======== Material for the task ========

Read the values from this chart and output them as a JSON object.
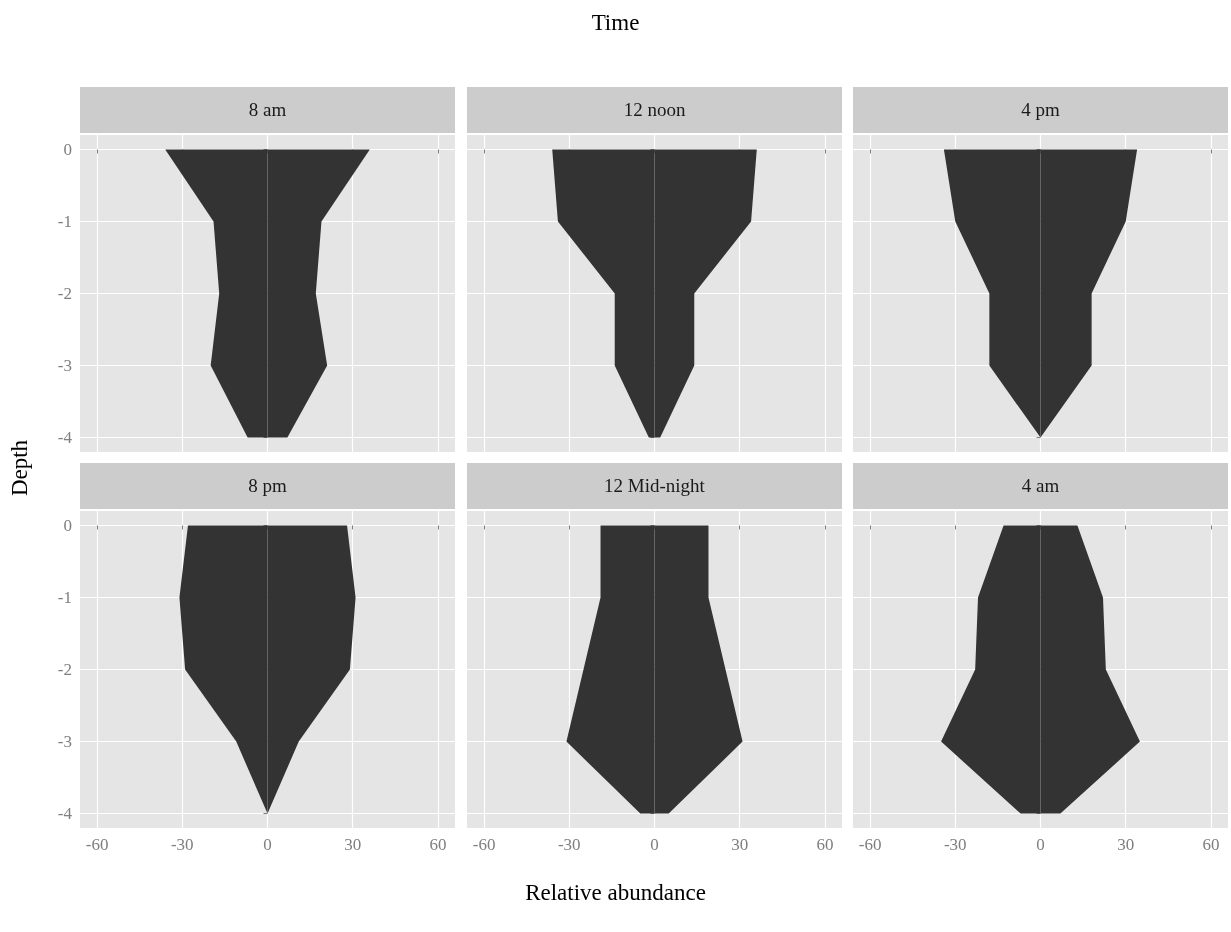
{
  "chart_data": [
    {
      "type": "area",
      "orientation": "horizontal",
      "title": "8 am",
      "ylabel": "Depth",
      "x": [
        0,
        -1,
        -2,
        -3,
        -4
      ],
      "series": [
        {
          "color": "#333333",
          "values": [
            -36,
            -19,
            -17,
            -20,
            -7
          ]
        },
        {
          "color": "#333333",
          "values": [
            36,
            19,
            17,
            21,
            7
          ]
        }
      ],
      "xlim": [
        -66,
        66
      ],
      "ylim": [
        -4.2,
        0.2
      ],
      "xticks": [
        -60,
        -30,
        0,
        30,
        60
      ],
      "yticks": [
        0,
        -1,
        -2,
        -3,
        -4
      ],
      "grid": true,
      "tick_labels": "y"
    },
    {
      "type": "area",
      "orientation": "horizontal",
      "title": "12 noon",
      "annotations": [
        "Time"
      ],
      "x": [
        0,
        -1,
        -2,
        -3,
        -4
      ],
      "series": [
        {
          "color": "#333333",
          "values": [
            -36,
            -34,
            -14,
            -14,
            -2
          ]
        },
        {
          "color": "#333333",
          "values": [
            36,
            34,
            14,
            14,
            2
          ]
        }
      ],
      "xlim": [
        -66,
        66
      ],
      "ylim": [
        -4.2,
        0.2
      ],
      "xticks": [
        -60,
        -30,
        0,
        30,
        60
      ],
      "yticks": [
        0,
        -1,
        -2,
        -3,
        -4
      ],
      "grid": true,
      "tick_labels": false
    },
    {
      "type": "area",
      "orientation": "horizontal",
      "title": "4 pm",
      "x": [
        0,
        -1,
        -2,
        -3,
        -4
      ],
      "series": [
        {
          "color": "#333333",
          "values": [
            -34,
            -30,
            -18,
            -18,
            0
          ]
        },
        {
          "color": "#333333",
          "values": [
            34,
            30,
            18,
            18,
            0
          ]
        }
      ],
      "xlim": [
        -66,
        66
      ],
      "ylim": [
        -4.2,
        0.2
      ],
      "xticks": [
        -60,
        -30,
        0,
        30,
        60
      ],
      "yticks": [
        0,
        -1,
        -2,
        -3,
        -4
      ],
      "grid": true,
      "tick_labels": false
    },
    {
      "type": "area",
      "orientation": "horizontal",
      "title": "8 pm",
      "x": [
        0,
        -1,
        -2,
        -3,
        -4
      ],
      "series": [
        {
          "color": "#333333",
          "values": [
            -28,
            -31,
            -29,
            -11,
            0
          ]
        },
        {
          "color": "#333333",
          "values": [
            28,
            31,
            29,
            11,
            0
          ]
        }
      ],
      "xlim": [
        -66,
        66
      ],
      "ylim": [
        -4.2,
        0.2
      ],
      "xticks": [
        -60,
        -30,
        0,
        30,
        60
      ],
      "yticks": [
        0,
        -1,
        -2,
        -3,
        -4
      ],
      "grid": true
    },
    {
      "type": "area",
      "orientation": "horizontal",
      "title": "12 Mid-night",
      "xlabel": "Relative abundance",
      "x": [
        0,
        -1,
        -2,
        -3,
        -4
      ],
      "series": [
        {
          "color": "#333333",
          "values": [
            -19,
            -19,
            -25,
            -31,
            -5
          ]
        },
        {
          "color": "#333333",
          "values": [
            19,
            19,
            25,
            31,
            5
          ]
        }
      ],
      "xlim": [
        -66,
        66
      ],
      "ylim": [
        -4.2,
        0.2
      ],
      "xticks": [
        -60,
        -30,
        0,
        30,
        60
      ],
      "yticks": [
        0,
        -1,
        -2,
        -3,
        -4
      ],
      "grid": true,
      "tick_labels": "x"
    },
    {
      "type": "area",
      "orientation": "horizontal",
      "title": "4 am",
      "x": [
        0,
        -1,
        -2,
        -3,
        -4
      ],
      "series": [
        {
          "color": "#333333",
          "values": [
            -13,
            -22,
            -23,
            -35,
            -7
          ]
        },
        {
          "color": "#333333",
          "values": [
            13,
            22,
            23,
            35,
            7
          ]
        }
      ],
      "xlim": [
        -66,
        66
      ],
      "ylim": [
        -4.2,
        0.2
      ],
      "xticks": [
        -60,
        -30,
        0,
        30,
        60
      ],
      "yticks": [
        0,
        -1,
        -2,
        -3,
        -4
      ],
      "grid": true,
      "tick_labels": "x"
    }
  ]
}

========
======== Material for the task ========

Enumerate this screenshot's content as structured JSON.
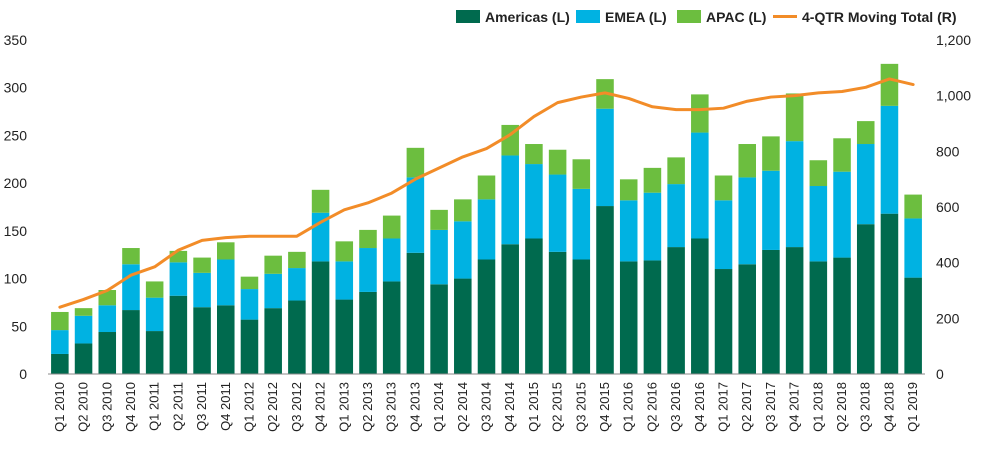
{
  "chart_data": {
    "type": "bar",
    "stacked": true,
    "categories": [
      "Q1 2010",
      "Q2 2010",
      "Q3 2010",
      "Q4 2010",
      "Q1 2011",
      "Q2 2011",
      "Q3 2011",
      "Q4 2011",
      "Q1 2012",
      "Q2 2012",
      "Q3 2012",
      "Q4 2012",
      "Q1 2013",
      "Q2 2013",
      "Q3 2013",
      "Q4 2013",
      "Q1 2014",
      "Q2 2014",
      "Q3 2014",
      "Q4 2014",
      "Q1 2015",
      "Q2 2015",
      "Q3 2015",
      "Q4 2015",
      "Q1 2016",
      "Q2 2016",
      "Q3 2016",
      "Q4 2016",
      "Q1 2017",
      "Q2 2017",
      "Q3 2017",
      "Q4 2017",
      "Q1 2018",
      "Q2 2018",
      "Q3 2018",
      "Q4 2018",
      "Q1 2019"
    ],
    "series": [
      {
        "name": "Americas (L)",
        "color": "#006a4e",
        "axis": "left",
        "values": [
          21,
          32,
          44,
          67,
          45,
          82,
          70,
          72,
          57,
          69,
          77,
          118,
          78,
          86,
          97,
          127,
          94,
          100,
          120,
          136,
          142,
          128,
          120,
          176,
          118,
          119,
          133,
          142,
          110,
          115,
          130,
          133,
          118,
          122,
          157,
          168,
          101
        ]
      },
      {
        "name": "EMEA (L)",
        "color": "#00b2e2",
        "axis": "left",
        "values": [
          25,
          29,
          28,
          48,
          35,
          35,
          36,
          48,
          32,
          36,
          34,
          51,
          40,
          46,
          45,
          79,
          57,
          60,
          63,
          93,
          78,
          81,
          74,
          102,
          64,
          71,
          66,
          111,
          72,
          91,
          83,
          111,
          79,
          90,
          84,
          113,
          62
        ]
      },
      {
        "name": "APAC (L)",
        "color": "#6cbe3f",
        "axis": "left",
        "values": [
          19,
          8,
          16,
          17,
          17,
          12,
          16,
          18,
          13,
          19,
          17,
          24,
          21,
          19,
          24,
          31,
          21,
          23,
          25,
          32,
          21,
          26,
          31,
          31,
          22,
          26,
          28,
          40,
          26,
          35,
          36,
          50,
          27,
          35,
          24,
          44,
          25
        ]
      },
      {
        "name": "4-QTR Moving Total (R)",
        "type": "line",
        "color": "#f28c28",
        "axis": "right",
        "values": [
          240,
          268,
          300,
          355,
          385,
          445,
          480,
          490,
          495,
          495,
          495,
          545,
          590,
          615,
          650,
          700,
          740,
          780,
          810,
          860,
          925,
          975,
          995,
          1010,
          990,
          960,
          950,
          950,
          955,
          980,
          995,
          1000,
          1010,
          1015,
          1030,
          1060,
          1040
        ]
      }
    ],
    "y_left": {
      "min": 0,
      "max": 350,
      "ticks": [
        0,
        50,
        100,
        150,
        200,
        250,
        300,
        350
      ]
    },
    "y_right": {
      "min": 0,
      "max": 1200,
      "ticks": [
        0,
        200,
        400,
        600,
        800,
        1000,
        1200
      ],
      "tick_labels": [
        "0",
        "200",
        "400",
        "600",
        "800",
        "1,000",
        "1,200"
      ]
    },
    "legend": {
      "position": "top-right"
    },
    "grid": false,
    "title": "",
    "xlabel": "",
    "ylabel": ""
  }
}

========

# Problem statement
Scan the material above. Copy each line that holds the word "JSON".

# Answer for this exercise
Read the values from this chart and output them as a JSON object.
Enumerate this screenshot's content as structured JSON.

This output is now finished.